- What you have to do: Return the material word for word. Do not include pictures.
** start of Dataset extract **
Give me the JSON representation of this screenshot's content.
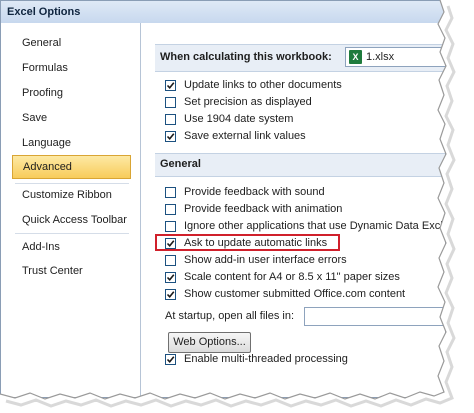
{
  "window": {
    "title": "Excel Options"
  },
  "sidebar": {
    "items": [
      {
        "label": "General"
      },
      {
        "label": "Formulas"
      },
      {
        "label": "Proofing"
      },
      {
        "label": "Save"
      },
      {
        "label": "Language"
      },
      {
        "label": "Advanced",
        "selected": true
      },
      {
        "label": "Customize Ribbon"
      },
      {
        "label": "Quick Access Toolbar"
      },
      {
        "label": "Add-Ins"
      },
      {
        "label": "Trust Center"
      }
    ]
  },
  "calc": {
    "label": "When calculating this workbook:",
    "workbook": "1.xlsx",
    "workbook_icon": "excel-file-icon",
    "options": [
      {
        "label": "Update links to other documents",
        "checked": true
      },
      {
        "label": "Set precision as displayed",
        "checked": false
      },
      {
        "label": "Use 1904 date system",
        "checked": false
      },
      {
        "label": "Save external link values",
        "checked": true
      }
    ]
  },
  "general": {
    "title": "General",
    "options": [
      {
        "label": "Provide feedback with sound",
        "checked": false
      },
      {
        "label": "Provide feedback with animation",
        "checked": false
      },
      {
        "label": "Ignore other applications that use Dynamic Data Exchange (DDE)",
        "checked": false
      },
      {
        "label": "Ask to update automatic links",
        "checked": true,
        "highlighted": true
      },
      {
        "label": "Show add-in user interface errors",
        "checked": false
      },
      {
        "label": "Scale content for A4 or 8.5 x 11\" paper sizes",
        "checked": true
      },
      {
        "label": "Show customer submitted Office.com content",
        "checked": true
      }
    ],
    "startup_label": "At startup, open all files in:",
    "startup_value": "",
    "web_options_button": "Web Options...",
    "multithread": {
      "label": "Enable multi-threaded processing",
      "checked": true
    }
  },
  "colors": {
    "highlight_border": "#d0202b",
    "selected_nav": "#f8cc5b",
    "section_band": "#e8eef6"
  }
}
** end of Dataset extract **
- Result of this task:
Give me the JSON representation of this screenshot's content.
{
  "window": {
    "title": "Excel Options"
  },
  "sidebar": {
    "items": [
      {
        "label": "General"
      },
      {
        "label": "Formulas"
      },
      {
        "label": "Proofing"
      },
      {
        "label": "Save"
      },
      {
        "label": "Language"
      },
      {
        "label": "Advanced",
        "selected": true
      },
      {
        "label": "Customize Ribbon"
      },
      {
        "label": "Quick Access Toolbar"
      },
      {
        "label": "Add-Ins"
      },
      {
        "label": "Trust Center"
      }
    ]
  },
  "calc": {
    "label": "When calculating this workbook:",
    "workbook": "1.xlsx",
    "workbook_icon": "excel-file-icon",
    "options": [
      {
        "label": "Update links to other documents",
        "checked": true
      },
      {
        "label": "Set precision as displayed",
        "checked": false
      },
      {
        "label": "Use 1904 date system",
        "checked": false
      },
      {
        "label": "Save external link values",
        "checked": true
      }
    ]
  },
  "general": {
    "title": "General",
    "options": [
      {
        "label": "Provide feedback with sound",
        "checked": false
      },
      {
        "label": "Provide feedback with animation",
        "checked": false
      },
      {
        "label": "Ignore other applications that use Dynamic Data Exchange (DDE)",
        "checked": false
      },
      {
        "label": "Ask to update automatic links",
        "checked": true,
        "highlighted": true
      },
      {
        "label": "Show add-in user interface errors",
        "checked": false
      },
      {
        "label": "Scale content for A4 or 8.5 x 11\" paper sizes",
        "checked": true
      },
      {
        "label": "Show customer submitted Office.com content",
        "checked": true
      }
    ],
    "startup_label": "At startup, open all files in:",
    "startup_value": "",
    "web_options_button": "Web Options...",
    "multithread": {
      "label": "Enable multi-threaded processing",
      "checked": true
    }
  },
  "colors": {
    "highlight_border": "#d0202b",
    "selected_nav": "#f8cc5b",
    "section_band": "#e8eef6"
  }
}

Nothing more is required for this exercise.